Print the entries in full, word for word, but not the pictures.

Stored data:
--- --- ---

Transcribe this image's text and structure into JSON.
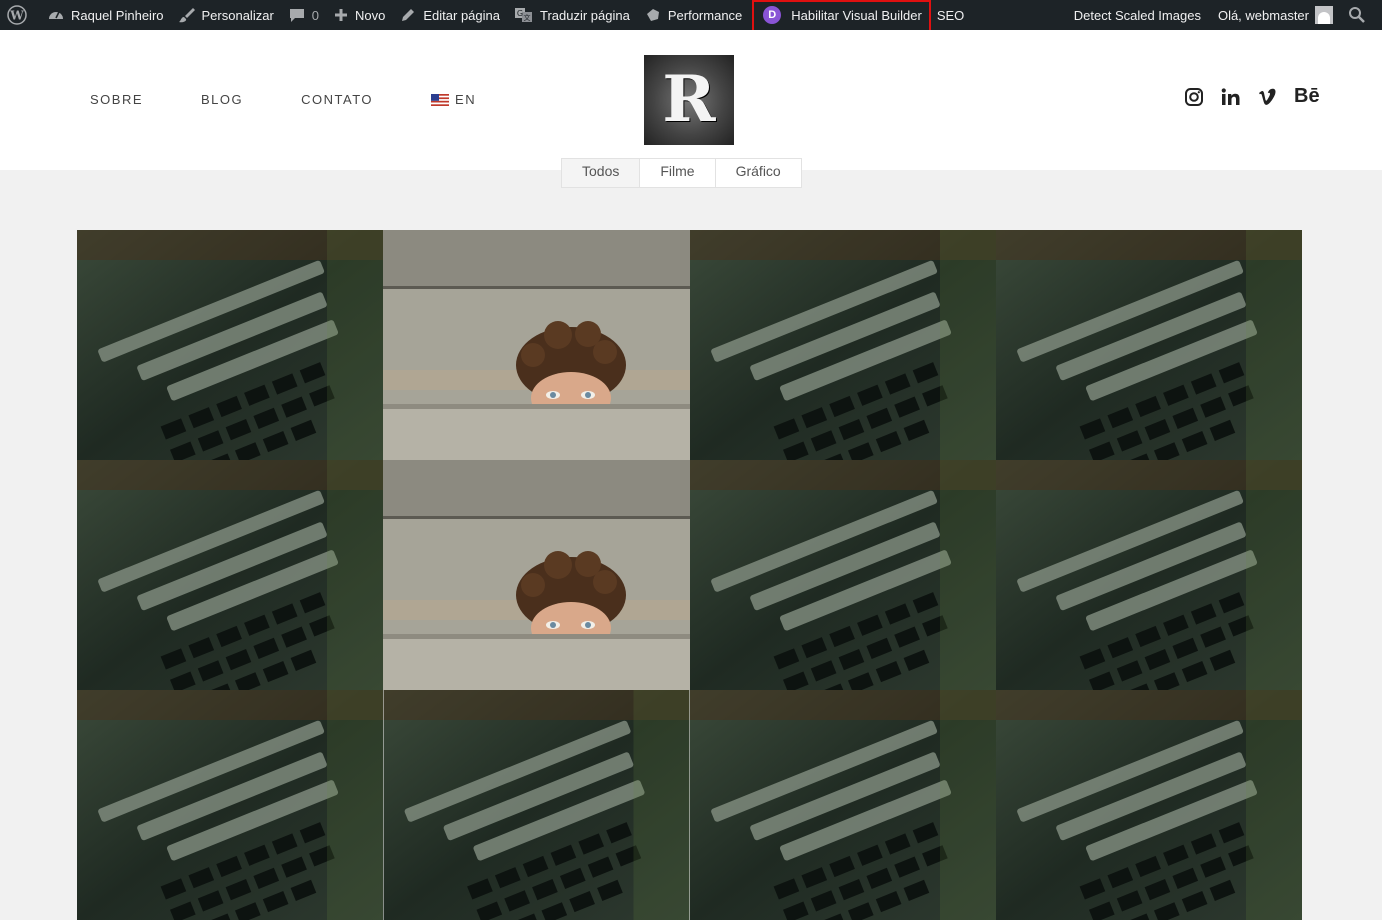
{
  "adminbar": {
    "site_name": "Raquel Pinheiro",
    "customize": "Personalizar",
    "comments_count": "0",
    "new": "Novo",
    "edit_page": "Editar página",
    "translate_page": "Traduzir página",
    "performance": "Performance",
    "visual_builder": "Habilitar Visual Builder",
    "divi_letter": "D",
    "seo": "SEO",
    "detect_scaled": "Detect Scaled Images",
    "greeting": "Olá, webmaster"
  },
  "header": {
    "nav": [
      {
        "label": "SOBRE"
      },
      {
        "label": "BLOG"
      },
      {
        "label": "CONTATO"
      },
      {
        "label": "EN"
      }
    ],
    "logo_letter": "R",
    "social": {
      "behance": "Bē"
    }
  },
  "filters": {
    "tabs": [
      {
        "label": "Todos"
      },
      {
        "label": "Filme"
      },
      {
        "label": "Gráfico"
      }
    ]
  },
  "portfolio": {
    "tiles": [
      {
        "kind": "type"
      },
      {
        "kind": "face"
      },
      {
        "kind": "type"
      },
      {
        "kind": "type"
      },
      {
        "kind": "type"
      },
      {
        "kind": "face"
      },
      {
        "kind": "type"
      },
      {
        "kind": "type"
      },
      {
        "kind": "type"
      },
      {
        "kind": "type"
      },
      {
        "kind": "type"
      },
      {
        "kind": "type"
      }
    ]
  },
  "colors": {
    "adminbar_bg": "#1d2327",
    "highlight": "#e01010",
    "divi_purple": "#8a54d6"
  }
}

--- --- ---

→ **CORRECT OUTPUT**
Transcribe this image's text and structure into JSON.
{
  "adminbar": {
    "site_name": "Raquel Pinheiro",
    "customize": "Personalizar",
    "comments_count": "0",
    "new": "Novo",
    "edit_page": "Editar página",
    "translate_page": "Traduzir página",
    "performance": "Performance",
    "visual_builder": "Habilitar Visual Builder",
    "divi_letter": "D",
    "seo": "SEO",
    "detect_scaled": "Detect Scaled Images",
    "greeting": "Olá, webmaster"
  },
  "header": {
    "nav": [
      {
        "label": "SOBRE"
      },
      {
        "label": "BLOG"
      },
      {
        "label": "CONTATO"
      },
      {
        "label": "EN"
      }
    ],
    "logo_letter": "R",
    "social": {
      "behance": "Bē"
    }
  },
  "filters": {
    "tabs": [
      {
        "label": "Todos"
      },
      {
        "label": "Filme"
      },
      {
        "label": "Gráfico"
      }
    ]
  },
  "portfolio": {
    "tiles": [
      {
        "kind": "type"
      },
      {
        "kind": "face"
      },
      {
        "kind": "type"
      },
      {
        "kind": "type"
      },
      {
        "kind": "type"
      },
      {
        "kind": "face"
      },
      {
        "kind": "type"
      },
      {
        "kind": "type"
      },
      {
        "kind": "type"
      },
      {
        "kind": "type"
      },
      {
        "kind": "type"
      },
      {
        "kind": "type"
      }
    ]
  },
  "colors": {
    "adminbar_bg": "#1d2327",
    "highlight": "#e01010",
    "divi_purple": "#8a54d6"
  }
}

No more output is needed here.